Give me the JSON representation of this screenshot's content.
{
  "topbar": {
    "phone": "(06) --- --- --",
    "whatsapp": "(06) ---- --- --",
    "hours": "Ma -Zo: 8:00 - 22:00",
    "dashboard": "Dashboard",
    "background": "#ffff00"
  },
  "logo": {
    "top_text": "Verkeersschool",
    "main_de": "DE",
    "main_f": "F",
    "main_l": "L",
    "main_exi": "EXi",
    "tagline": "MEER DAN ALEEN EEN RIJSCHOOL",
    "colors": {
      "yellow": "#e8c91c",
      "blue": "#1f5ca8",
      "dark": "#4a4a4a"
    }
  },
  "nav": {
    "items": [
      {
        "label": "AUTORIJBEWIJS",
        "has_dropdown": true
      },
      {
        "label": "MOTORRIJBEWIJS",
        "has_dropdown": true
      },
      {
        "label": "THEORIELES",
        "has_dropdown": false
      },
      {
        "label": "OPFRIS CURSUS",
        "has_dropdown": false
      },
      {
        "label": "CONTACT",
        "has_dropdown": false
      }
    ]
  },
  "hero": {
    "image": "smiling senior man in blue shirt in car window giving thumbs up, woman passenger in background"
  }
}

-- -- --

== Exercise goal ==
Make an exact copy of every entry.

== Output ==
Give me the JSON representation of this screenshot's content.
{
  "topbar": {
    "phone": "(06) --- --- --",
    "whatsapp": "(06) ---- --- --",
    "hours": "Ma -Zo: 8:00 - 22:00",
    "dashboard": "Dashboard",
    "background": "#ffff00"
  },
  "logo": {
    "top_text": "Verkeersschool",
    "main_de": "DE",
    "main_f": "F",
    "main_l": "L",
    "main_exi": "EXi",
    "tagline": "MEER DAN ALEEN EEN RIJSCHOOL",
    "colors": {
      "yellow": "#e8c91c",
      "blue": "#1f5ca8",
      "dark": "#4a4a4a"
    }
  },
  "nav": {
    "items": [
      {
        "label": "AUTORIJBEWIJS",
        "has_dropdown": true
      },
      {
        "label": "MOTORRIJBEWIJS",
        "has_dropdown": true
      },
      {
        "label": "THEORIELES",
        "has_dropdown": false
      },
      {
        "label": "OPFRIS CURSUS",
        "has_dropdown": false
      },
      {
        "label": "CONTACT",
        "has_dropdown": false
      }
    ]
  },
  "hero": {
    "image": "smiling senior man in blue shirt in car window giving thumbs up, woman passenger in background"
  }
}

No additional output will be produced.